- **Aim**: Copy out the whole listing exactly as written, leaving the pictures behind.

━━ Available data

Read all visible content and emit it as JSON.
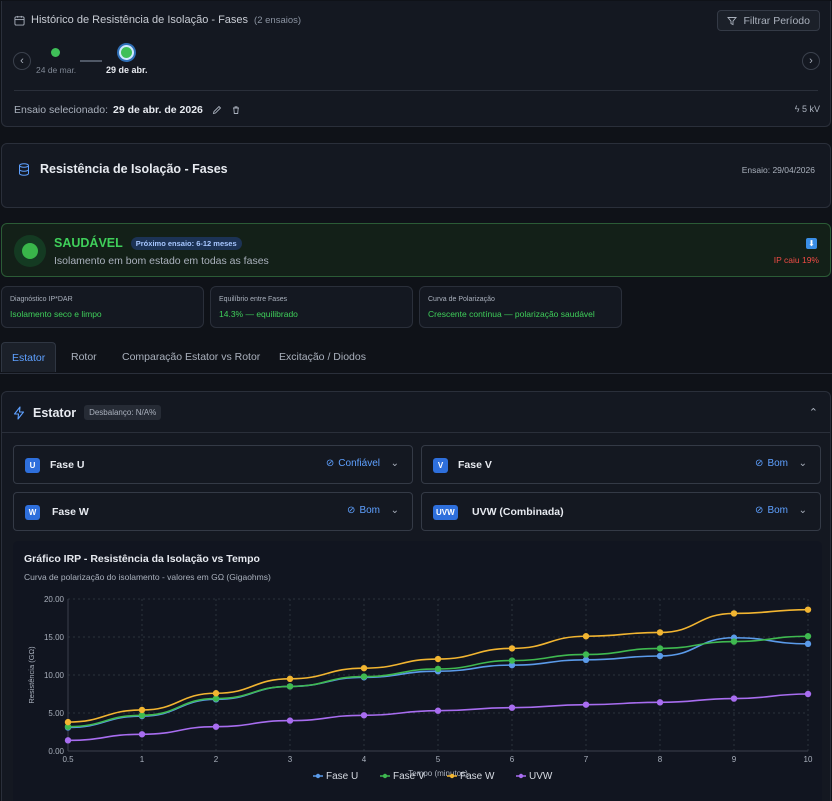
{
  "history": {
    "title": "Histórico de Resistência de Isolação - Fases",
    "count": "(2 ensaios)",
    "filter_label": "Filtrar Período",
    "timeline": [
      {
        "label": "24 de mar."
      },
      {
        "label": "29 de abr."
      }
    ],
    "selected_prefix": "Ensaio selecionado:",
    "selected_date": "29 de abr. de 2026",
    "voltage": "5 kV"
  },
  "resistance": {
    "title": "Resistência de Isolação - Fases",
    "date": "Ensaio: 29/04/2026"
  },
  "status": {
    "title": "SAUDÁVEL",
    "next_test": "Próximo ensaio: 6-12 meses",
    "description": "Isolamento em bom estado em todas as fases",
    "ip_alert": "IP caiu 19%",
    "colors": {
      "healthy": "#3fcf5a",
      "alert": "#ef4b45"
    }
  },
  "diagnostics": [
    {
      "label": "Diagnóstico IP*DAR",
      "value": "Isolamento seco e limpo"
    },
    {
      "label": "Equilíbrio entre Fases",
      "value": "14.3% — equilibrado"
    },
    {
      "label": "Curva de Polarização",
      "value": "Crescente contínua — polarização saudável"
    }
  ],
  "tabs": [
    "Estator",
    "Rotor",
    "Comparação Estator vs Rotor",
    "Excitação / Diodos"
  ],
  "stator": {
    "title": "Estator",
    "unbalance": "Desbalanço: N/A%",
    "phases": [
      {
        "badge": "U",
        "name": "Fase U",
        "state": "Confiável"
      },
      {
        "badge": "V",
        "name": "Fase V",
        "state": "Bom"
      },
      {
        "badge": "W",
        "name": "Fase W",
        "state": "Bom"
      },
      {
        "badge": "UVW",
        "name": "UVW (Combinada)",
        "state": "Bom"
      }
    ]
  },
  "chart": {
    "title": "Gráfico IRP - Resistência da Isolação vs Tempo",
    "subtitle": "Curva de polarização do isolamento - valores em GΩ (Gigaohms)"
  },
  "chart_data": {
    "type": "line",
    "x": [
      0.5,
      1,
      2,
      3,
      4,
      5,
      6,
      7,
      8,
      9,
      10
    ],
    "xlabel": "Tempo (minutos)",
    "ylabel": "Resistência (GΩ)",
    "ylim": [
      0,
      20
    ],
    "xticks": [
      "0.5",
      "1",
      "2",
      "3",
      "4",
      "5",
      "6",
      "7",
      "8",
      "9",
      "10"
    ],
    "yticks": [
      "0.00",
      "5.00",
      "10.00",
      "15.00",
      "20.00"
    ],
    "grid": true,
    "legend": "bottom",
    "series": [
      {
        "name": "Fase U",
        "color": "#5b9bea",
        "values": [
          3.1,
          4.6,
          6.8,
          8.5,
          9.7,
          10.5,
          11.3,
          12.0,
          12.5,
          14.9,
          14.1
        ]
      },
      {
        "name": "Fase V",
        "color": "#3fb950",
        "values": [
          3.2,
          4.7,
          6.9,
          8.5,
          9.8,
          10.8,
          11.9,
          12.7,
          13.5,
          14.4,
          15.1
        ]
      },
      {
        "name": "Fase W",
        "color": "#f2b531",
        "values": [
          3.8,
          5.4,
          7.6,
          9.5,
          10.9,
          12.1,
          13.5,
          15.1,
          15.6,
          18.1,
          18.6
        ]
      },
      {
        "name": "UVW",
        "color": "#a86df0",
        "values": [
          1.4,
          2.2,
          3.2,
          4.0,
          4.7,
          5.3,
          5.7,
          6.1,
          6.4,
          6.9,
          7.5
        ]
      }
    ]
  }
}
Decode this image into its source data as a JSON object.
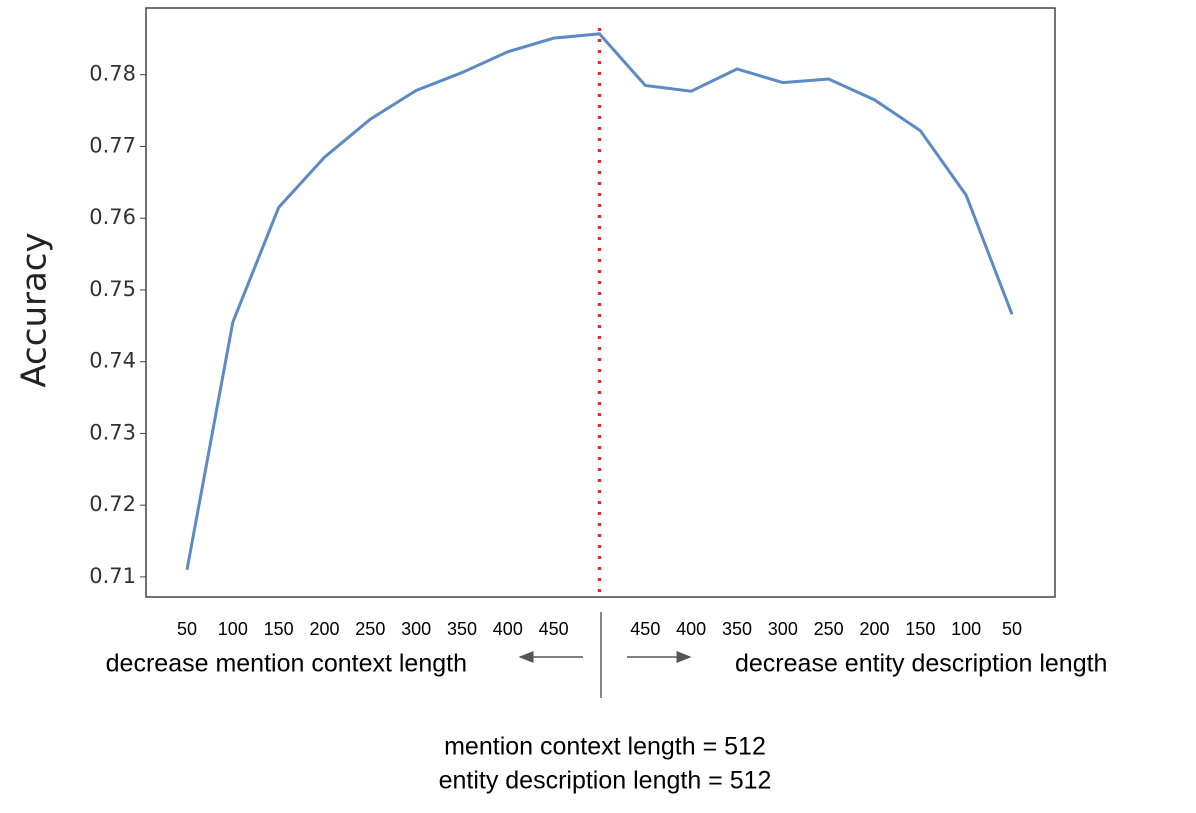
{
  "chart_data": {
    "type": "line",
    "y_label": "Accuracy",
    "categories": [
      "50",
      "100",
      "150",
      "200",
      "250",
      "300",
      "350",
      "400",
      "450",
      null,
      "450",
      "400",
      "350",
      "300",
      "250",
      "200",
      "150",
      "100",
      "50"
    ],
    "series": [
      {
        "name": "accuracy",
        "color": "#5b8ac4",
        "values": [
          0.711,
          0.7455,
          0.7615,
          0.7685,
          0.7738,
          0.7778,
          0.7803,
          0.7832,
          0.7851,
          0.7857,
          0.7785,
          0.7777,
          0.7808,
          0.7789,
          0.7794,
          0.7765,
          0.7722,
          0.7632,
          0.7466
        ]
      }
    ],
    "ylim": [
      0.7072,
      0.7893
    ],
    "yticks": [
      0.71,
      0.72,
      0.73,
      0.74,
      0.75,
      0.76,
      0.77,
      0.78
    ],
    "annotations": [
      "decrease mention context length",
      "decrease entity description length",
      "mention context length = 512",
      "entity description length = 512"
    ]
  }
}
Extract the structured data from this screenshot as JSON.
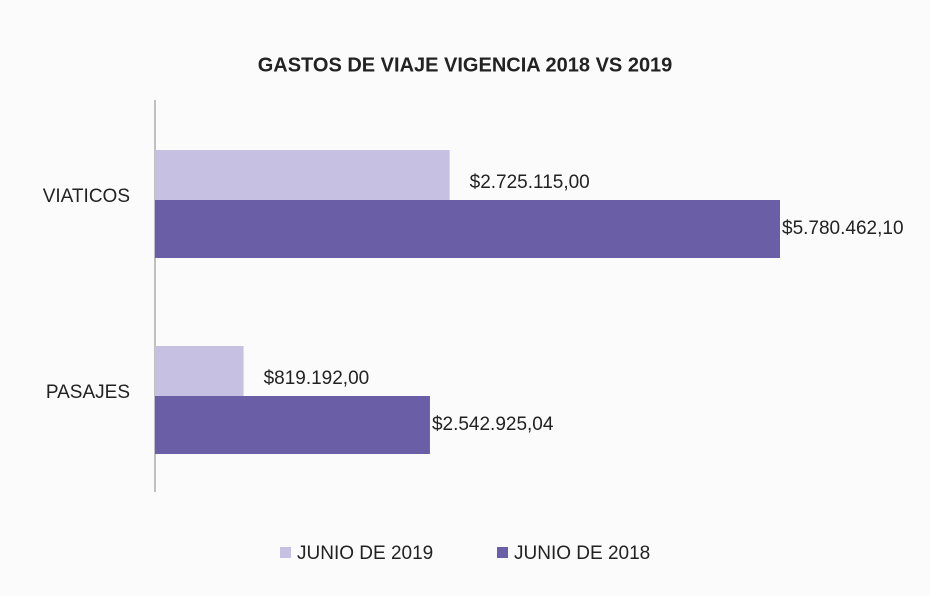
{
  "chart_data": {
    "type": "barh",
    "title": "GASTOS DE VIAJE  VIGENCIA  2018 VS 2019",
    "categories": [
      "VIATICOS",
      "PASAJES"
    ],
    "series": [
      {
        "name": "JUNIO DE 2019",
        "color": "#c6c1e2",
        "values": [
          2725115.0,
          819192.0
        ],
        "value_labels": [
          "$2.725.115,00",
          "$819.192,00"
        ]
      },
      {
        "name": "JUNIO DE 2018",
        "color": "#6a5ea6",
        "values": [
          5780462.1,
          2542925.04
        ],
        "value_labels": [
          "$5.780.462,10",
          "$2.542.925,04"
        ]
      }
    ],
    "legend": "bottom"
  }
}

━━━━

- **Response for this exercise**:
Read all visible content and emit it as JSON.
{
  "history": {
    "title": "Histórico de Resistência de Isolação - Fases",
    "count": "(2 ensaios)",
    "filter_label": "Filtrar Período",
    "timeline": [
      {
        "label": "24 de mar."
      },
      {
        "label": "29 de abr."
      }
    ],
    "selected_prefix": "Ensaio selecionado:",
    "selected_date": "29 de abr. de 2026",
    "voltage": "5 kV"
  },
  "resistance": {
    "title": "Resistência de Isolação - Fases",
    "date": "Ensaio: 29/04/2026"
  },
  "status": {
    "title": "SAUDÁVEL",
    "next_test": "Próximo ensaio: 6-12 meses",
    "description": "Isolamento em bom estado em todas as fases",
    "ip_alert": "IP caiu 19%",
    "colors": {
      "healthy": "#3fcf5a",
      "alert": "#ef4b45"
    }
  },
  "diagnostics": [
    {
      "label": "Diagnóstico IP*DAR",
      "value": "Isolamento seco e limpo"
    },
    {
      "label": "Equilíbrio entre Fases",
      "value": "14.3% — equilibrado"
    },
    {
      "label": "Curva de Polarização",
      "value": "Crescente contínua — polarização saudável"
    }
  ],
  "tabs": [
    "Estator",
    "Rotor",
    "Comparação Estator vs Rotor",
    "Excitação / Diodos"
  ],
  "stator": {
    "title": "Estator",
    "unbalance": "Desbalanço: N/A%",
    "phases": [
      {
        "badge": "U",
        "name": "Fase U",
        "state": "Confiável"
      },
      {
        "badge": "V",
        "name": "Fase V",
        "state": "Bom"
      },
      {
        "badge": "W",
        "name": "Fase W",
        "state": "Bom"
      },
      {
        "badge": "UVW",
        "name": "UVW (Combinada)",
        "state": "Bom"
      }
    ]
  },
  "chart": {
    "title": "Gráfico IRP - Resistência da Isolação vs Tempo",
    "subtitle": "Curva de polarização do isolamento - valores em GΩ (Gigaohms)"
  },
  "chart_data": {
    "type": "line",
    "x": [
      0.5,
      1,
      2,
      3,
      4,
      5,
      6,
      7,
      8,
      9,
      10
    ],
    "xlabel": "Tempo (minutos)",
    "ylabel": "Resistência (GΩ)",
    "ylim": [
      0,
      20
    ],
    "xticks": [
      "0.5",
      "1",
      "2",
      "3",
      "4",
      "5",
      "6",
      "7",
      "8",
      "9",
      "10"
    ],
    "yticks": [
      "0.00",
      "5.00",
      "10.00",
      "15.00",
      "20.00"
    ],
    "grid": true,
    "legend": "bottom",
    "series": [
      {
        "name": "Fase U",
        "color": "#5b9bea",
        "values": [
          3.1,
          4.6,
          6.8,
          8.5,
          9.7,
          10.5,
          11.3,
          12.0,
          12.5,
          14.9,
          14.1
        ]
      },
      {
        "name": "Fase V",
        "color": "#3fb950",
        "values": [
          3.2,
          4.7,
          6.9,
          8.5,
          9.8,
          10.8,
          11.9,
          12.7,
          13.5,
          14.4,
          15.1
        ]
      },
      {
        "name": "Fase W",
        "color": "#f2b531",
        "values": [
          3.8,
          5.4,
          7.6,
          9.5,
          10.9,
          12.1,
          13.5,
          15.1,
          15.6,
          18.1,
          18.6
        ]
      },
      {
        "name": "UVW",
        "color": "#a86df0",
        "values": [
          1.4,
          2.2,
          3.2,
          4.0,
          4.7,
          5.3,
          5.7,
          6.1,
          6.4,
          6.9,
          7.5
        ]
      }
    ]
  }
}
Decode this image into its source data as a JSON object.
{
  "chart_data": {
    "type": "line",
    "y_label": "Accuracy",
    "categories": [
      "50",
      "100",
      "150",
      "200",
      "250",
      "300",
      "350",
      "400",
      "450",
      null,
      "450",
      "400",
      "350",
      "300",
      "250",
      "200",
      "150",
      "100",
      "50"
    ],
    "series": [
      {
        "name": "accuracy",
        "color": "#5b8ac4",
        "values": [
          0.711,
          0.7455,
          0.7615,
          0.7685,
          0.7738,
          0.7778,
          0.7803,
          0.7832,
          0.7851,
          0.7857,
          0.7785,
          0.7777,
          0.7808,
          0.7789,
          0.7794,
          0.7765,
          0.7722,
          0.7632,
          0.7466
        ]
      }
    ],
    "ylim": [
      0.7072,
      0.7893
    ],
    "yticks": [
      0.71,
      0.72,
      0.73,
      0.74,
      0.75,
      0.76,
      0.77,
      0.78
    ],
    "annotations": [
      "decrease mention context length",
      "decrease entity description length",
      "mention context length = 512",
      "entity description length = 512"
    ]
  }
}
Extract the structured data from this screenshot as JSON.
{
  "chart_data": {
    "type": "barh",
    "title": "GASTOS DE VIAJE  VIGENCIA  2018 VS 2019",
    "categories": [
      "VIATICOS",
      "PASAJES"
    ],
    "series": [
      {
        "name": "JUNIO DE 2019",
        "color": "#c6c1e2",
        "values": [
          2725115.0,
          819192.0
        ],
        "value_labels": [
          "$2.725.115,00",
          "$819.192,00"
        ]
      },
      {
        "name": "JUNIO DE 2018",
        "color": "#6a5ea6",
        "values": [
          5780462.1,
          2542925.04
        ],
        "value_labels": [
          "$5.780.462,10",
          "$2.542.925,04"
        ]
      }
    ],
    "legend": "bottom"
  }
}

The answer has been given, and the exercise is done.